§ **Problem details**: Reproduce every line in the listing that contains the word "совместителей".

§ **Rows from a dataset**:

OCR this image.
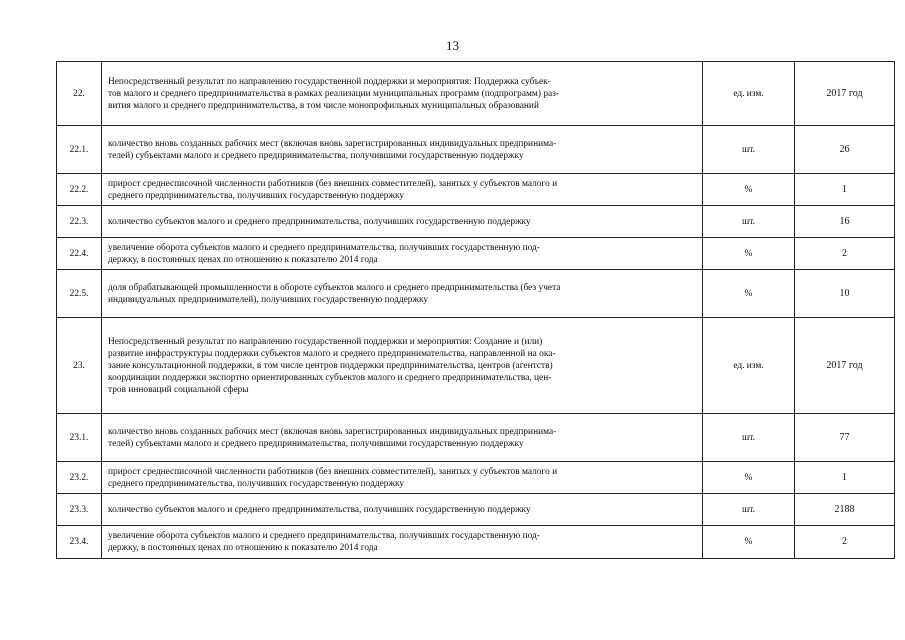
13
22.	Непосредственный результат по направлению государственной поддержки и мероприятия: Поддержка субъек-
тов малого и среднего предпринимательства в рамках реализации муниципальных программ (подпрограмм) раз-
вития малого и среднего предпринимательства, в том числе монопрофильных муниципальных образований	ед. изм.	2017 год
22.1.	количество вновь созданных рабочих мест (включая вновь зарегистрированных индивидуальных предпринима-
телей) субъектами малого и среднего предпринимательства, получившими государственную поддержку	шт.	26
22.2.	прирост среднесписочной численности работников (без внешних совместителей), занятых у субъектов малого и
среднего предпринимательства, получивших государственную поддержку	%	1
22.3.	количество субъектов малого и среднего предпринимательства, получивших государственную поддержку	шт.	16
22.4.	увеличение оборота субъектов малого и среднего предпринимательства, получивших государственную под-
держку, в постоянных ценах по отношению к показателю 2014 года	%	2
22.5.	доля обрабатывающей промышленности в обороте субъектов малого и среднего предпринимательства (без учета
индивидуальных предпринимателей), получивших государственную поддержку	%	10
23.	Непосредственный результат по направлению государственной поддержки и мероприятия: Создание и (или)
развитие инфраструктуры поддержки субъектов малого и среднего предпринимательства, направленной на ока-
зание консультационной поддержки, в том числе центров поддержки предпринимательства, центров (агентств)
координации поддержки экспортно ориентированных субъектов малого и среднего предпринимательства, цен-
тров инноваций социальной сферы	ед. изм.	2017 год
23.1.	количество вновь созданных рабочих мест (включая вновь зарегистрированных индивидуальных предпринима-
телей) субъектами малого и среднего предпринимательства, получившими государственную поддержку	шт.	77
23.2.	прирост среднесписочной численности работников (без внешних совместителей), занятых у субъектов малого и
среднего предпринимательства, получивших государственную поддержку	%	1
23.3.	количество субъектов малого и среднего предпринимательства, получивших государственную поддержку	шт.	2188
23.4.	увеличение оборота субъектов малого и среднего предпринимательства, получивших государственную под-
держку, в постоянных ценах по отношению к показателю 2014 года	%	2
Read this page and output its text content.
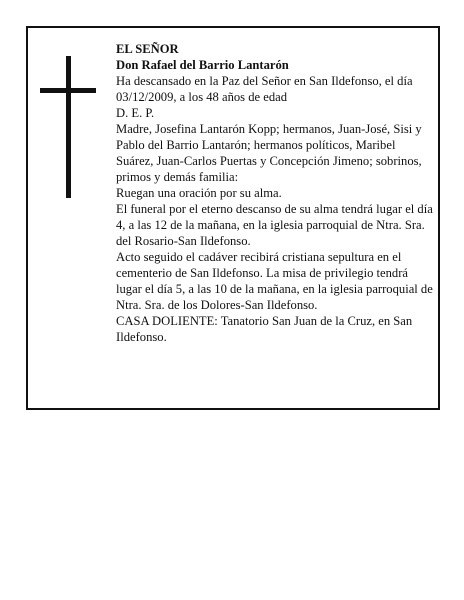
EL SEÑOR

Don Rafael del Barrio Lantarón

Ha descansado en la Paz del Señor en San Ildefonso, el día 03/12/2009, a los 48 años de edad

D. E. P.

Madre, Josefina Lantarón Kopp; hermanos, Juan-José, Sisi y Pablo del Barrio Lantarón; hermanos políticos, Maribel Suárez, Juan-Carlos Puertas y Concepción Jimeno; sobrinos, primos y demás familia:

Ruegan una oración por su alma.

El funeral por el eterno descanso de su alma tendrá lugar el día 4, a las 12 de la mañana, en la iglesia parroquial de Ntra. Sra. del Rosario-San Ildefonso.

Acto seguido el cadáver recibirá cristiana sepultura en el cementerio de San Ildefonso. La misa de privilegio tendrá lugar el día 5, a las 10 de la mañana, en la iglesia parroquial de Ntra. Sra. de los Dolores-San Ildefonso.

CASA DOLIENTE: Tanatorio San Juan de la Cruz, en San Ildefonso.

§ **Written response**:
22.2.	прирост среднесписочной численности работников (без внешних совместителей), занятых у субъектов малого и
23.2.	прирост среднесписочной численности работников (без внешних совместителей), занятых у субъектов малого и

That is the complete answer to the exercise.